▶ **PAGE TEXT**:
════════

Mercedes-Benz fills a glaring hole in its line-up with this classy, high-quality C-Class-based SUV called GLC.
This article was originally published in Wheels magazine on Dec 09, 2015.
WHAT IS IT?
A much-needed SUV based on W205 C-Class architecture, slotting in between the small GLA and relatively large, re-branded ML (now badged GLE). Considering SUV sales continue to boom in Australia, in unison with record numbers of C-Class models fleeing showrooms, the GLC’s timing is near perfection.
WHY WE’RE TESTING IT
The premium mid-size SUV category continues to grow, and the Mercedes-Benz GLC is destined to increase that trend. But it occupies an enviable position. With a premium feel to match the $20K-plus dearer Porsche Macan, the GLC instantly dates BMW’s dour X3 and Volvo’s ancient XC60, as well as Audi’s biggest seller, the seven-year-old Q5. Even Land Rover’s relatively fresh Discovery Sport won’t know which way to turn.
Audi Q5, BMW X3, Land Rover Discovery Sport, Lexus NX, Porsche Macan, Volvo XC60
Given that the 220d, 250 and 250d 4matics are just the beginning, there are big things to come for the GLC. Buyers will be won over by its svelte lines and opulent cabin, not to mention its persuasive refinement and generally impressive ride. But press-on drivers need to select the Air Body Control option, while those who place a priority on luggage space would be better off in a C-Class Estate. Petrolheads should hold out for the twin-turbo V6 (GLC450 AMG) and twin-turbo V8 (GLC63 S) variants due to arrive in 2016.
PLUS: Handsome styling; class-leading interior; strong drivetrains and efficiency; compelling equipment
MINUS: Standard suspension lacks damping resistance when really pushed; concedes boot space to the C-Class Estate; ugly and intrusive body-side steps
THE boffins in Stuttgart definitely underestimated the worth of a decent SUV spin-off first time out. Four years behind BMW’s inaugural X3 and hobbled with left-hand-drive only, the 2008-15 Mercedes-Benz GLK is now widely recognised as “a mistake” by the company’s top brass, given its restricted market potential in a booming category. But that’s all about to change.
Sharing its platform and drivetrains with the lauded W205 C-Class, the GLK’s all-new GLC replacement is Stuttgart’s apology to the world. And, in particular, right-hand-drive markets such as Australia. Yet the GLC is hardly down on all fours begging forgiveness. It’s simply too good for that.
Beneath its tastefully sculpted sheetmetal – some of which is aluminium (front guards, bonnet and roof) – the GLC offers several advances over the C-Class it’s derived from. Its slightly longer wheelbase liberates 30mm of rear legroom, while its increase in height achieves additional headroom (another 30mm). In conjunction with a rear-seat cushion mounted 30mm higher from the floor, the GLC is actually 60mm better off for rear-seat passengers, as well as 20mm wider for crucial extra kiddy-seat room. About the only area where it concedes anything to the C-Class Estate is in the boot. While the GLC’s 550-1600 litres sits right at the top of its posh SUV class, in reality a C-Class Estate is arguably more practical for anyone frequently lugging stuff.

════════

▶ **INFORMATION GIVEN**:
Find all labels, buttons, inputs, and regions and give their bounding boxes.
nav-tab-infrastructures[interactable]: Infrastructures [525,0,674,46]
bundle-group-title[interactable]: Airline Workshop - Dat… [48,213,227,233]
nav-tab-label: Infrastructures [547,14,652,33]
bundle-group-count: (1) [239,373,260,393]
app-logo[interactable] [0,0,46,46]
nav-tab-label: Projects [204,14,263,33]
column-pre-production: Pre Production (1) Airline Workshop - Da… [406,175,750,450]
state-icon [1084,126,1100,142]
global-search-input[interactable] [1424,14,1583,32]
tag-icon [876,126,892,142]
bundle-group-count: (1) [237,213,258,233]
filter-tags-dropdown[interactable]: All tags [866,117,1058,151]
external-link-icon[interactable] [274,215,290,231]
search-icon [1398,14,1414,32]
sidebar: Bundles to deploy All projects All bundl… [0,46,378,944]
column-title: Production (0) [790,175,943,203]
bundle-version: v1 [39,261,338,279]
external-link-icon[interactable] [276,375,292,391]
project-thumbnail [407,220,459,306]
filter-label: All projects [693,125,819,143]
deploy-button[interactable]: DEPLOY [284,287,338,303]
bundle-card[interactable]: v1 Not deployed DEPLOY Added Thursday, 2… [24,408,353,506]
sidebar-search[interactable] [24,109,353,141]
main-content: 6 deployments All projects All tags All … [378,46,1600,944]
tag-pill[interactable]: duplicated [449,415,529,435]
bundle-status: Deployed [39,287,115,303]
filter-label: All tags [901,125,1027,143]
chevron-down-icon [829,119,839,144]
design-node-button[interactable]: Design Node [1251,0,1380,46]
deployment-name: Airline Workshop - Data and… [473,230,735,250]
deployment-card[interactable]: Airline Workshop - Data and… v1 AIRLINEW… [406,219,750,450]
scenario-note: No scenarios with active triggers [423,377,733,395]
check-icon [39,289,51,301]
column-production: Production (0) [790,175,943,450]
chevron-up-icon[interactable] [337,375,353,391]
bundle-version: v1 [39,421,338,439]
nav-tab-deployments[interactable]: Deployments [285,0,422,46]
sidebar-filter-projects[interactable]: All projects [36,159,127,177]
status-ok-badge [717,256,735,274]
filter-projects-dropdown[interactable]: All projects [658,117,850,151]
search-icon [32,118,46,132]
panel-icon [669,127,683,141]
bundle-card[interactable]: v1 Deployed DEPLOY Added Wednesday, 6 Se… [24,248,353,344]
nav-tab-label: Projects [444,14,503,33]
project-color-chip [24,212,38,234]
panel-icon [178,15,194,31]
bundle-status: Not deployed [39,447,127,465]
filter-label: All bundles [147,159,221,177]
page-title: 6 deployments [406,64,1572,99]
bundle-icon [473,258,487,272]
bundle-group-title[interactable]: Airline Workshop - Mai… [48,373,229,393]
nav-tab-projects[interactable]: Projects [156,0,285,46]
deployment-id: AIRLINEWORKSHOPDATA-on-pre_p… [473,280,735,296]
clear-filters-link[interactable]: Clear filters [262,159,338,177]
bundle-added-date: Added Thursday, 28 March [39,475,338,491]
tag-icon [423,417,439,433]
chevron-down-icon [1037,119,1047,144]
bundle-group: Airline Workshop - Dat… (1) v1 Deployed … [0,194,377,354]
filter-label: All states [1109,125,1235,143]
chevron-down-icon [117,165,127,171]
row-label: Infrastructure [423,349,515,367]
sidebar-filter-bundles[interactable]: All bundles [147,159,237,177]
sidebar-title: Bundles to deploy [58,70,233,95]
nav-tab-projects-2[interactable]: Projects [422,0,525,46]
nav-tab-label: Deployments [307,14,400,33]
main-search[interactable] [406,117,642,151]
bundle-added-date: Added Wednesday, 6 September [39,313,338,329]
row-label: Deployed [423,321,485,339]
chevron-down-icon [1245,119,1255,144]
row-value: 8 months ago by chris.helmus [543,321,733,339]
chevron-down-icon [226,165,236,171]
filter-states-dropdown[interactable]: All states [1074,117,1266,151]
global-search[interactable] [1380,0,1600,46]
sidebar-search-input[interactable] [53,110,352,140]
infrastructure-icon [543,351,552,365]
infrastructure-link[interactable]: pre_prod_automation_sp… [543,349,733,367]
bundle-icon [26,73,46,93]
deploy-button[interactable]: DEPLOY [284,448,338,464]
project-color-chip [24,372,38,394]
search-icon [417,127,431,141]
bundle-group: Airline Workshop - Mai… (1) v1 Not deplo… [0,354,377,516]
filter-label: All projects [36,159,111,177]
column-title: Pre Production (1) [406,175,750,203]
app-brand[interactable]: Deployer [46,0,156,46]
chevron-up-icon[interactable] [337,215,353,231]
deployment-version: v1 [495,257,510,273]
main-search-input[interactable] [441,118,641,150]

════════

Retype everything in the GLC review from "WHY WE’RE TESTING" down to "way to turn.", word for word.

▶ **REPLY**:
WHY WE’RE TESTING IT
The premium mid-size SUV category continues to grow, and the Mercedes-Benz GLC is destined to increase that trend. But it occupies an enviable position. With a premium feel to match the $20K-plus dearer Porsche Macan, the GLC instantly dates BMW’s dour X3 and Volvo’s ancient XC60, as well as Audi’s biggest seller, the seven-year-old Q5. Even Land Rover’s relatively fresh Discovery Sport won’t know which way to turn.